START

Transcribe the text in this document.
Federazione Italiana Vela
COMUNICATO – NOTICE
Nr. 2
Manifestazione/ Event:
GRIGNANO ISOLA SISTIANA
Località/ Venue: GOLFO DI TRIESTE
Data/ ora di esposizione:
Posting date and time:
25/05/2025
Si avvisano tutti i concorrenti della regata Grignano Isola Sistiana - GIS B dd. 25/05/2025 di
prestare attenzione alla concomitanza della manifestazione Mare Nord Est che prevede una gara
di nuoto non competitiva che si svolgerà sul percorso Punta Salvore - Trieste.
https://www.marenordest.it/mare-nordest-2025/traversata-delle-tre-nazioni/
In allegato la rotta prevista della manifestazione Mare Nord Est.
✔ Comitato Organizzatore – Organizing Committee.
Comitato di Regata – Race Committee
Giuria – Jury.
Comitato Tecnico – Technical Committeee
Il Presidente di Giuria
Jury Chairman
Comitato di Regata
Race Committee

END

For each line of the listing that holds the word "Giuria", show that line.

Giuria – Jury.
Il Presidente di Giuria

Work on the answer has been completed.